**Task details**
Wherever the word "name" appears in the entries, copy the whole line.

Raw records
"""

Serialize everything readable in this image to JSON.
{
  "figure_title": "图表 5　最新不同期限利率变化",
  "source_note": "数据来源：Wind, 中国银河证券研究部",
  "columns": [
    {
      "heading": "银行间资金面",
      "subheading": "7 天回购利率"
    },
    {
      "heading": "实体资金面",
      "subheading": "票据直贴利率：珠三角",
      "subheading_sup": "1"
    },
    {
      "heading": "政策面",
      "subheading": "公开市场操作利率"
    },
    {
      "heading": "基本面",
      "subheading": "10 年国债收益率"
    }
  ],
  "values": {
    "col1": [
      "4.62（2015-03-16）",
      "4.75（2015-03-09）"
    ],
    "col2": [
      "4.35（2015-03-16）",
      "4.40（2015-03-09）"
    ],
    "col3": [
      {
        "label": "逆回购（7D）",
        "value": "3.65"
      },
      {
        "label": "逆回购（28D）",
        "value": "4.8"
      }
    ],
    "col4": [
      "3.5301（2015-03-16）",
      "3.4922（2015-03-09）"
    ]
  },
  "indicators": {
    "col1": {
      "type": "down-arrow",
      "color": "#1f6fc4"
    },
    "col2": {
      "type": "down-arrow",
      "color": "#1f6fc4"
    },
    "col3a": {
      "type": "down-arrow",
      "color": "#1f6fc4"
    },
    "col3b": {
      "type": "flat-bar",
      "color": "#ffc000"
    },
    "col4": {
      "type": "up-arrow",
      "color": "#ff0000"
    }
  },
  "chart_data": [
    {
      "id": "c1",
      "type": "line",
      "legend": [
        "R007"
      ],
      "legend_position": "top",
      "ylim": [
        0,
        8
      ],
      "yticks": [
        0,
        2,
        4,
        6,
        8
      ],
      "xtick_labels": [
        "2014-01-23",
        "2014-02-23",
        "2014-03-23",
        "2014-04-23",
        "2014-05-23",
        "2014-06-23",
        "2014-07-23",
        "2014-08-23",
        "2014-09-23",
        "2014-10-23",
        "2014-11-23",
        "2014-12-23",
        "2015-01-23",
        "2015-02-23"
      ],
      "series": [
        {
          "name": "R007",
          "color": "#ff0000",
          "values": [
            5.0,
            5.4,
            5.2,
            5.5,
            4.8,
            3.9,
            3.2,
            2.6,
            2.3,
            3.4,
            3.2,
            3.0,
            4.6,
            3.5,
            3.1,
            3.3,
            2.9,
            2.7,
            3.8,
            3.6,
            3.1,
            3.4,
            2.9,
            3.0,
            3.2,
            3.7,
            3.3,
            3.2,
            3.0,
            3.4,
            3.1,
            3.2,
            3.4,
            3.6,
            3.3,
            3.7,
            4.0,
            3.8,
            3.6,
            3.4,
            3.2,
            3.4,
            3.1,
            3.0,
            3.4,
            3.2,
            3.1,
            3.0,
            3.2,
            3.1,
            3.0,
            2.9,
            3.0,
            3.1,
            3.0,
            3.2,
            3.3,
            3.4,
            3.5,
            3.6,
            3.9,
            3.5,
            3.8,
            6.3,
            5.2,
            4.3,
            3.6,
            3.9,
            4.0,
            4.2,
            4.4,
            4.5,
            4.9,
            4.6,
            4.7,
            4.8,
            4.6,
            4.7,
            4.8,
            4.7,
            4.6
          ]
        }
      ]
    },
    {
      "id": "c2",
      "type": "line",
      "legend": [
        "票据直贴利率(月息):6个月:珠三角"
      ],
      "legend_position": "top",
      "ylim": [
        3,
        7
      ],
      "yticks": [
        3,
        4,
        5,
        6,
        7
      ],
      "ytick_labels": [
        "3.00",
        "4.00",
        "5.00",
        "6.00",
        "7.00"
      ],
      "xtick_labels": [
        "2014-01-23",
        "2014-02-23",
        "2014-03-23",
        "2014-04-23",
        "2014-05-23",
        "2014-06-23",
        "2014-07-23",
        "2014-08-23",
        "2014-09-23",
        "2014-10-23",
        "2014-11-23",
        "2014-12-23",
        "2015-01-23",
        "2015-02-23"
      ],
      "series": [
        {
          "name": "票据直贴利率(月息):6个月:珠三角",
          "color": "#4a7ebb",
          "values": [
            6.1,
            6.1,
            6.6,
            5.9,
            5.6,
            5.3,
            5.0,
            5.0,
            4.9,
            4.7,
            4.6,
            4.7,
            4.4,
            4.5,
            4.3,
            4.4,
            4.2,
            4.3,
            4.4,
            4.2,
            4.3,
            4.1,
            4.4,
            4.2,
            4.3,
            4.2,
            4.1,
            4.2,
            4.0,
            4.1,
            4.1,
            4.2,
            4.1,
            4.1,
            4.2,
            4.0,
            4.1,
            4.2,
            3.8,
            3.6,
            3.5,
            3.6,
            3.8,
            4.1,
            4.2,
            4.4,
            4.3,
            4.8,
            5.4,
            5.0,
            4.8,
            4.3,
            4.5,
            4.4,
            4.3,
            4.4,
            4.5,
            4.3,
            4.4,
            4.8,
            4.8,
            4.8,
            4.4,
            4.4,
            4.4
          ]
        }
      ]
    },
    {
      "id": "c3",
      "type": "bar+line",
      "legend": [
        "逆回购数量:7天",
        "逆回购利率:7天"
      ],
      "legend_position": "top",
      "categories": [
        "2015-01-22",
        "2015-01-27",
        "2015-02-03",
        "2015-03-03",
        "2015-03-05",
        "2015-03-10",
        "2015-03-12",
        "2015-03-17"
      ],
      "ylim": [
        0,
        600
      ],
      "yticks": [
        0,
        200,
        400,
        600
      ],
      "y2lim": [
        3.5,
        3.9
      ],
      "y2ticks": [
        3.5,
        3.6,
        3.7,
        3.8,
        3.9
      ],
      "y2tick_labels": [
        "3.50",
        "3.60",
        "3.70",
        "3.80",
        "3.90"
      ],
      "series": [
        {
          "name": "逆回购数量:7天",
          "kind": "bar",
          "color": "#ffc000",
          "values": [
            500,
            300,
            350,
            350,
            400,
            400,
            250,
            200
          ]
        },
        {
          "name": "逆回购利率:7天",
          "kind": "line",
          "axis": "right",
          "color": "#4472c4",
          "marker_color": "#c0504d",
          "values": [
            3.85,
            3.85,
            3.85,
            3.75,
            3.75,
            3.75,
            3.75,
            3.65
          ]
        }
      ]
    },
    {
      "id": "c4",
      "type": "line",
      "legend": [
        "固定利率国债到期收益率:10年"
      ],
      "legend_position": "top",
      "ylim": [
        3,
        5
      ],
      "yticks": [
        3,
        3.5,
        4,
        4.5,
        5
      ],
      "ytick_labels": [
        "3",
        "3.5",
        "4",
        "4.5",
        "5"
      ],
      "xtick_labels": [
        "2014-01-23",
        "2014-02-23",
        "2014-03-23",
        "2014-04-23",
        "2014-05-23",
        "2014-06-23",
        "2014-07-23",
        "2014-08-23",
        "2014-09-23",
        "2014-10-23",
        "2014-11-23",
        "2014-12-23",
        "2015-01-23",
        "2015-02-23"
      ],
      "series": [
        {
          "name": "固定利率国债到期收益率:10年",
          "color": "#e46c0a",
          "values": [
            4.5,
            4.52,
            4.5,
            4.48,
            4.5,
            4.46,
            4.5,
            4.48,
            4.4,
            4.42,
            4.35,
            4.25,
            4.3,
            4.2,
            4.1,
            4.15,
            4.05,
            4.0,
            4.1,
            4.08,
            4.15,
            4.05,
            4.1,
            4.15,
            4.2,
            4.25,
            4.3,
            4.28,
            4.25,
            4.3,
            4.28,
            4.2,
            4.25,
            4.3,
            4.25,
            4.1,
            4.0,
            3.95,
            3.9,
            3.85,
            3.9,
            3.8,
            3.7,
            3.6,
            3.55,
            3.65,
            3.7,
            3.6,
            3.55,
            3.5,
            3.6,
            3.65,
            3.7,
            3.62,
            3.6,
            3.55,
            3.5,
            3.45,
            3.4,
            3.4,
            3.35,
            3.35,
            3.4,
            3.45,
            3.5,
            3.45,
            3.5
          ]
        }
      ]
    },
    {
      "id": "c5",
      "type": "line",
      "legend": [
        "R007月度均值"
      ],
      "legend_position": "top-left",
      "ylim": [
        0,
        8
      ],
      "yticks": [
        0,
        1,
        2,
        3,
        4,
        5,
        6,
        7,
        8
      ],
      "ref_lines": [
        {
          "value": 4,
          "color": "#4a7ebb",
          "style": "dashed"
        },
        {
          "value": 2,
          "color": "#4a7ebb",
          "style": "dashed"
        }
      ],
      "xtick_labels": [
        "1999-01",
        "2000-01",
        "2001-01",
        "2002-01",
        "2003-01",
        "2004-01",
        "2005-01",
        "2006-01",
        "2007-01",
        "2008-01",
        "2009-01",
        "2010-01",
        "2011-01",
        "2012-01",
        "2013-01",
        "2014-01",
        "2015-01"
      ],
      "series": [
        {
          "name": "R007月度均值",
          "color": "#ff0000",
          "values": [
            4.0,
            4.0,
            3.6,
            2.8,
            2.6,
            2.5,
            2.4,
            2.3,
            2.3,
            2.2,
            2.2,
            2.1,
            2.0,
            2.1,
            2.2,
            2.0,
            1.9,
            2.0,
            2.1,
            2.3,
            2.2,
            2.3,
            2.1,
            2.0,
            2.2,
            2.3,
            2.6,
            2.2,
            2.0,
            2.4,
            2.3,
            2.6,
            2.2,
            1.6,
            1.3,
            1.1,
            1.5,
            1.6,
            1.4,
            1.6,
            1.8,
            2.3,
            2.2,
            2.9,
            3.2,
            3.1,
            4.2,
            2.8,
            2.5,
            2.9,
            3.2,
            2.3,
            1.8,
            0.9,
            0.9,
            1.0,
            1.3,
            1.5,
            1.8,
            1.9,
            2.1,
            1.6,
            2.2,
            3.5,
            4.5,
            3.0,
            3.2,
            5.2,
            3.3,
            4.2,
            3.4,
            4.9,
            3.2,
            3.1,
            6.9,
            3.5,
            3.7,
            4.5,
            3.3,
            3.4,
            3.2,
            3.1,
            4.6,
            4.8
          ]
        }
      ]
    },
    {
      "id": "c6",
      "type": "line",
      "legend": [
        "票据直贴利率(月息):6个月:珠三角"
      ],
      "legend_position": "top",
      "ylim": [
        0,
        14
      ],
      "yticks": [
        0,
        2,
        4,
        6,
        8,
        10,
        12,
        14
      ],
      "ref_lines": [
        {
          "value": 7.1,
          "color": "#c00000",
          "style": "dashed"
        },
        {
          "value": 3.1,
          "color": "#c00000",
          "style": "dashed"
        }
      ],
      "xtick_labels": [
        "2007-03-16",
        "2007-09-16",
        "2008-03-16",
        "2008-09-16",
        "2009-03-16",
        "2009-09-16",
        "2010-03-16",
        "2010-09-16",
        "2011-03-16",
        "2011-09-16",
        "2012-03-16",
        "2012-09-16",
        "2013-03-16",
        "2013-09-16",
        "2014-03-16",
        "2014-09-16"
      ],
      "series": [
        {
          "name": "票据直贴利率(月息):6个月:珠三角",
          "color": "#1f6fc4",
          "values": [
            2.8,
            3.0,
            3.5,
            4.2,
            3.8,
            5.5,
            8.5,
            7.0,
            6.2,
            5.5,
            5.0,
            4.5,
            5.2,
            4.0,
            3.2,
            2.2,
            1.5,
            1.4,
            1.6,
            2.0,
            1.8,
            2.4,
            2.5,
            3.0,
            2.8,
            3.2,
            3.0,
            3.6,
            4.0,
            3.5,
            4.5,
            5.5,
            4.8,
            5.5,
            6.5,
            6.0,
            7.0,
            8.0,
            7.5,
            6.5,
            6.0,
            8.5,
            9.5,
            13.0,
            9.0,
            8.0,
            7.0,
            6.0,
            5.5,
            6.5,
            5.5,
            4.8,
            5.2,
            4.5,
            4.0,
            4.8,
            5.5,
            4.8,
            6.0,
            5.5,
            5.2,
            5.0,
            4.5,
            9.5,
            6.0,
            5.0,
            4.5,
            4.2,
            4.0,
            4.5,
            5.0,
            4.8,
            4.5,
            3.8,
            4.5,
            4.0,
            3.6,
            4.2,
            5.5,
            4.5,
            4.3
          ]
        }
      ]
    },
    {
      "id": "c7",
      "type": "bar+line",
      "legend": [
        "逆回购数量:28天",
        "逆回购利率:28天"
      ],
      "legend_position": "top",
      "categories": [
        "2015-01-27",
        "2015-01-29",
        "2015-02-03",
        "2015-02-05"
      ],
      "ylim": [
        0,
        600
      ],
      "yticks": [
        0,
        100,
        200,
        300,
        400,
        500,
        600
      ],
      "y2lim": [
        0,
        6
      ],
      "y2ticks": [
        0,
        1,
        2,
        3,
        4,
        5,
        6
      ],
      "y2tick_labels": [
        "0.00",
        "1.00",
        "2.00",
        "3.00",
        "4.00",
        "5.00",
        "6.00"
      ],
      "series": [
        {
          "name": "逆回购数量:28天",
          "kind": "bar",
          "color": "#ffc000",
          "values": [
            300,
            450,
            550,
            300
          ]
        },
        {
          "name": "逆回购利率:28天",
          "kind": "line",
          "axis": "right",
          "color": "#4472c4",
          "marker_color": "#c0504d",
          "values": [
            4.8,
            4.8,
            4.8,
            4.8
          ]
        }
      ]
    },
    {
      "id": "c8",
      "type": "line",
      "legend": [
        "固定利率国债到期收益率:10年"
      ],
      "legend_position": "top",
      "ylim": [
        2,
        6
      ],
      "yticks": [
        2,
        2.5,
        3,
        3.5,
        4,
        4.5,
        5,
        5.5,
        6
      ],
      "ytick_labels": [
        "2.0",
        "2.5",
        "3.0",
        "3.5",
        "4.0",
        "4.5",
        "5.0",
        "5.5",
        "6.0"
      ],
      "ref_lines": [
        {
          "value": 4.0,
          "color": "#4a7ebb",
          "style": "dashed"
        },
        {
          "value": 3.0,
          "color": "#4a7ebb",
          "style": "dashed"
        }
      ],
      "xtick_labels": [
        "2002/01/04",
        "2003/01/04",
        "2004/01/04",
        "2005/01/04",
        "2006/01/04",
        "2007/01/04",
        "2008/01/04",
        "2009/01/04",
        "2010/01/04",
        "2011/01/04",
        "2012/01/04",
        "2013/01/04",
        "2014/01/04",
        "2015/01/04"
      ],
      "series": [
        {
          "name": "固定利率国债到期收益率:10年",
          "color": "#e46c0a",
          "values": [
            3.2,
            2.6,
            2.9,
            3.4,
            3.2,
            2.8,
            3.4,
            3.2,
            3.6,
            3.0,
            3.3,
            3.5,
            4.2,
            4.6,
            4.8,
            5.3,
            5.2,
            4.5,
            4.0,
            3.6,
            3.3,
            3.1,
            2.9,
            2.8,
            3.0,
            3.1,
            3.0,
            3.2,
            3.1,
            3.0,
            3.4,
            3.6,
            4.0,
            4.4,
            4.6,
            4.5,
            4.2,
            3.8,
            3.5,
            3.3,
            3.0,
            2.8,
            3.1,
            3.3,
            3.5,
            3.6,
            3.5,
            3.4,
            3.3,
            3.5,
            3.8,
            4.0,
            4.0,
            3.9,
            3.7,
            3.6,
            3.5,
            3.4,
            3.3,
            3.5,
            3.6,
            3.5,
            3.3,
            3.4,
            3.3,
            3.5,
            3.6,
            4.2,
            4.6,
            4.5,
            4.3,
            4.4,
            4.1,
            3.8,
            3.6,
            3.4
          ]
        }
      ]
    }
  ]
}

"""

**Exercise solution**
          "name": "R007",
          "name": "票据直贴利率(月息):6个月:珠三角",
          "name": "逆回购数量:7天",
          "name": "逆回购利率:7天",
          "name": "固定利率国债到期收益率:10年",
          "name": "R007月度均值",
          "name": "票据直贴利率(月息):6个月:珠三角",
          "name": "逆回购数量:28天",
          "name": "逆回购利率:28天",
          "name": "固定利率国债到期收益率:10年",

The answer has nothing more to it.